╭──
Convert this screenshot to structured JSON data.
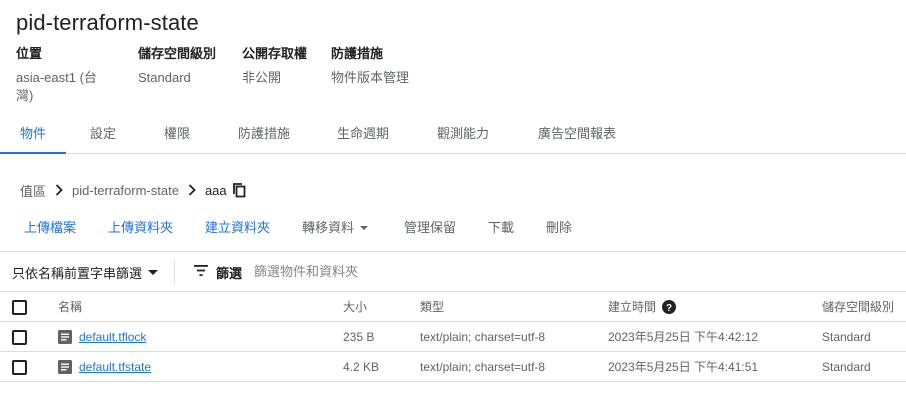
{
  "bucket": {
    "title": "pid-terraform-state",
    "meta": [
      {
        "label": "位置",
        "value": "asia-east1 (台灣)"
      },
      {
        "label": "儲存空間級別",
        "value": "Standard"
      },
      {
        "label": "公開存取權",
        "value": "非公開"
      },
      {
        "label": "防護措施",
        "value": "物件版本管理"
      }
    ]
  },
  "tabs": [
    {
      "label": "物件",
      "active": true
    },
    {
      "label": "設定",
      "active": false
    },
    {
      "label": "權限",
      "active": false
    },
    {
      "label": "防護措施",
      "active": false
    },
    {
      "label": "生命週期",
      "active": false
    },
    {
      "label": "觀測能力",
      "active": false
    },
    {
      "label": "廣告空間報表",
      "active": false
    }
  ],
  "breadcrumb": {
    "items": [
      "值區",
      "pid-terraform-state",
      "aaa"
    ],
    "copy_icon": "copy-icon",
    "separator_icon": "chevron-right-icon"
  },
  "actions": {
    "upload_files": "上傳檔案",
    "upload_folder": "上傳資料夾",
    "create_folder": "建立資料夾",
    "transfer_data": "轉移資料",
    "manage_holds": "管理保留",
    "download": "下載",
    "delete": "刪除"
  },
  "filter": {
    "prefix_select": "只依名稱前置字串篩選",
    "filter_label": "篩選",
    "placeholder": "篩選物件和資料夾",
    "filter_icon": "filter-list-icon"
  },
  "table": {
    "headers": {
      "name": "名稱",
      "size": "大小",
      "type": "類型",
      "created": "建立時間",
      "storage_class": "儲存空間級別"
    },
    "help_icon": "help-icon",
    "rows": [
      {
        "name": "default.tflock",
        "size": "235 B",
        "type": "text/plain; charset=utf-8",
        "created": "2023年5月25日 下午4:42:12",
        "storage_class": "Standard"
      },
      {
        "name": "default.tfstate",
        "size": "4.2 KB",
        "type": "text/plain; charset=utf-8",
        "created": "2023年5月25日 下午4:41:51",
        "storage_class": "Standard"
      }
    ]
  },
  "colors": {
    "accent": "#1a73e8",
    "text": "#202124",
    "secondary_text": "#5f6368",
    "divider": "#dadce0"
  }
}
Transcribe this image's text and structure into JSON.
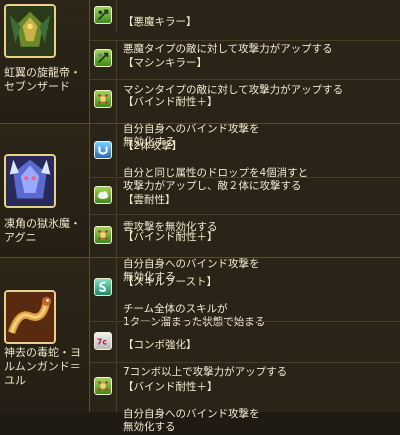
{
  "monsters": [
    {
      "name": "虹翼の旋龍帝・セブンザード",
      "awakenings": [
        {
          "icon": "devil-killer-icon",
          "title": "【悪魔キラー】",
          "desc": "悪魔タイプの敵に対して攻撃力がアップする"
        },
        {
          "icon": "machine-killer-icon",
          "title": "【マシンキラー】",
          "desc": "マシンタイプの敵に対して攻撃力がアップする"
        },
        {
          "icon": "bind-resist-icon",
          "title": "【バインド耐性＋】",
          "desc": "自分自身へのバインド攻撃を\n無効化する"
        }
      ]
    },
    {
      "name": "凍角の獄氷魔・アグニ",
      "awakenings": [
        {
          "icon": "two-way-attack-icon",
          "title": "【2体攻撃】",
          "desc": "自分と同じ属性のドロップを4個消すと\n攻撃力がアップし、敵２体に攻撃する"
        },
        {
          "icon": "cloud-resist-icon",
          "title": "【雲耐性】",
          "desc": "雲攻撃を無効化する"
        },
        {
          "icon": "bind-resist-icon",
          "title": "【バインド耐性＋】",
          "desc": "自分自身へのバインド攻撃を\n無効化する"
        }
      ]
    },
    {
      "name": "神去の毒蛇・ヨルムンガンド＝ユル",
      "awakenings": [
        {
          "icon": "skill-boost-icon",
          "title": "【スキルブースト】",
          "desc": "チーム全体のスキルが\n1ターン溜まった状態で始まる"
        },
        {
          "icon": "combo-boost-icon",
          "title": "【コンボ強化】",
          "desc": "7コンボ以上で攻撃力がアップする"
        },
        {
          "icon": "bind-resist-icon",
          "title": "【バインド耐性＋】",
          "desc": "自分自身へのバインド攻撃を\n無効化する"
        }
      ]
    }
  ]
}
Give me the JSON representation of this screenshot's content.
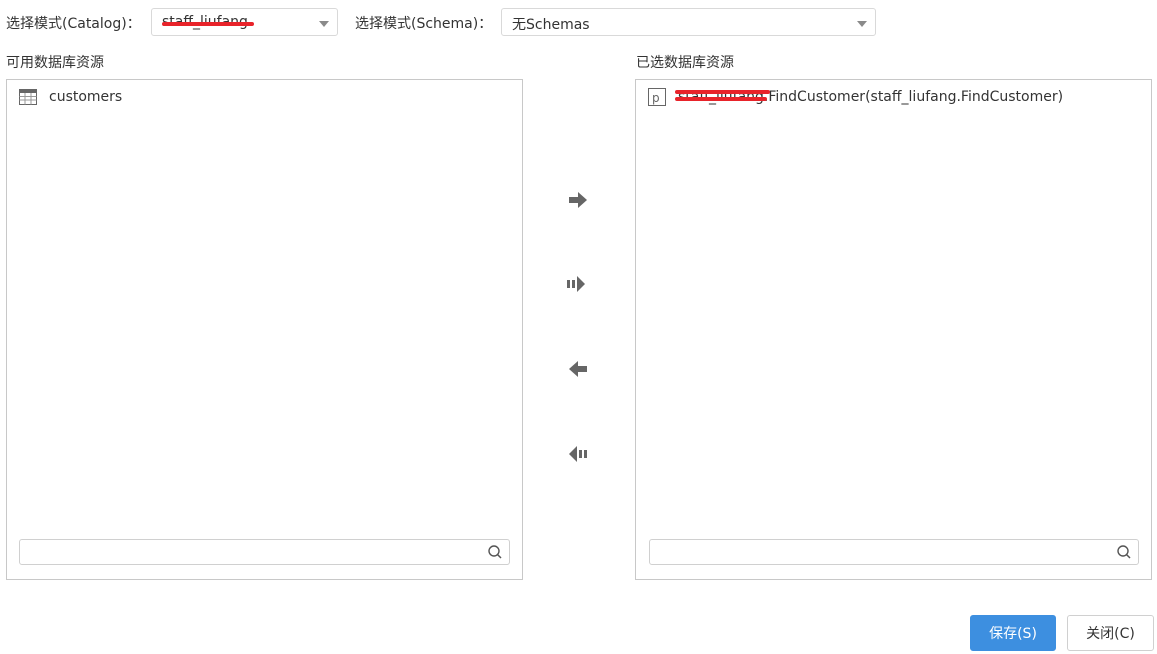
╰──
### Exercise task
Quote the records in their entirety, keeping the wording exact and excluding pictures.

### Reply to the exercise
Convert this screenshot to structured JSON data.
{
  "bucket": {
    "title": "pid-terraform-state",
    "meta": [
      {
        "label": "位置",
        "value": "asia-east1 (台灣)"
      },
      {
        "label": "儲存空間級別",
        "value": "Standard"
      },
      {
        "label": "公開存取權",
        "value": "非公開"
      },
      {
        "label": "防護措施",
        "value": "物件版本管理"
      }
    ]
  },
  "tabs": [
    {
      "label": "物件",
      "active": true
    },
    {
      "label": "設定",
      "active": false
    },
    {
      "label": "權限",
      "active": false
    },
    {
      "label": "防護措施",
      "active": false
    },
    {
      "label": "生命週期",
      "active": false
    },
    {
      "label": "觀測能力",
      "active": false
    },
    {
      "label": "廣告空間報表",
      "active": false
    }
  ],
  "breadcrumb": {
    "items": [
      "值區",
      "pid-terraform-state",
      "aaa"
    ],
    "copy_icon": "copy-icon",
    "separator_icon": "chevron-right-icon"
  },
  "actions": {
    "upload_files": "上傳檔案",
    "upload_folder": "上傳資料夾",
    "create_folder": "建立資料夾",
    "transfer_data": "轉移資料",
    "manage_holds": "管理保留",
    "download": "下載",
    "delete": "刪除"
  },
  "filter": {
    "prefix_select": "只依名稱前置字串篩選",
    "filter_label": "篩選",
    "placeholder": "篩選物件和資料夾",
    "filter_icon": "filter-list-icon"
  },
  "table": {
    "headers": {
      "name": "名稱",
      "size": "大小",
      "type": "類型",
      "created": "建立時間",
      "storage_class": "儲存空間級別"
    },
    "help_icon": "help-icon",
    "rows": [
      {
        "name": "default.tflock",
        "size": "235 B",
        "type": "text/plain; charset=utf-8",
        "created": "2023年5月25日 下午4:42:12",
        "storage_class": "Standard"
      },
      {
        "name": "default.tfstate",
        "size": "4.2 KB",
        "type": "text/plain; charset=utf-8",
        "created": "2023年5月25日 下午4:41:51",
        "storage_class": "Standard"
      }
    ]
  },
  "colors": {
    "accent": "#1a73e8",
    "text": "#202124",
    "secondary_text": "#5f6368",
    "divider": "#dadce0"
  }
}
Transcribe this image's text and structure into JSON.
{
  "monsters": [
    {
      "name": "虹翼の旋龍帝・セブンザード",
      "awakenings": [
        {
          "icon": "devil-killer-icon",
          "title": "【悪魔キラー】",
          "desc": "悪魔タイプの敵に対して攻撃力がアップする"
        },
        {
          "icon": "machine-killer-icon",
          "title": "【マシンキラー】",
          "desc": "マシンタイプの敵に対して攻撃力がアップする"
        },
        {
          "icon": "bind-resist-icon",
          "title": "【バインド耐性＋】",
          "desc": "自分自身へのバインド攻撃を\n無効化する"
        }
      ]
    },
    {
      "name": "凍角の獄氷魔・アグニ",
      "awakenings": [
        {
          "icon": "two-way-attack-icon",
          "title": "【2体攻撃】",
          "desc": "自分と同じ属性のドロップを4個消すと\n攻撃力がアップし、敵２体に攻撃する"
        },
        {
          "icon": "cloud-resist-icon",
          "title": "【雲耐性】",
          "desc": "雲攻撃を無効化する"
        },
        {
          "icon": "bind-resist-icon",
          "title": "【バインド耐性＋】",
          "desc": "自分自身へのバインド攻撃を\n無効化する"
        }
      ]
    },
    {
      "name": "神去の毒蛇・ヨルムンガンド＝ユル",
      "awakenings": [
        {
          "icon": "skill-boost-icon",
          "title": "【スキルブースト】",
          "desc": "チーム全体のスキルが\n1ターン溜まった状態で始まる"
        },
        {
          "icon": "combo-boost-icon",
          "title": "【コンボ強化】",
          "desc": "7コンボ以上で攻撃力がアップする"
        },
        {
          "icon": "bind-resist-icon",
          "title": "【バインド耐性＋】",
          "desc": "自分自身へのバインド攻撃を\n無効化する"
        }
      ]
    }
  ]
}
Give me the JSON representation of this screenshot's content.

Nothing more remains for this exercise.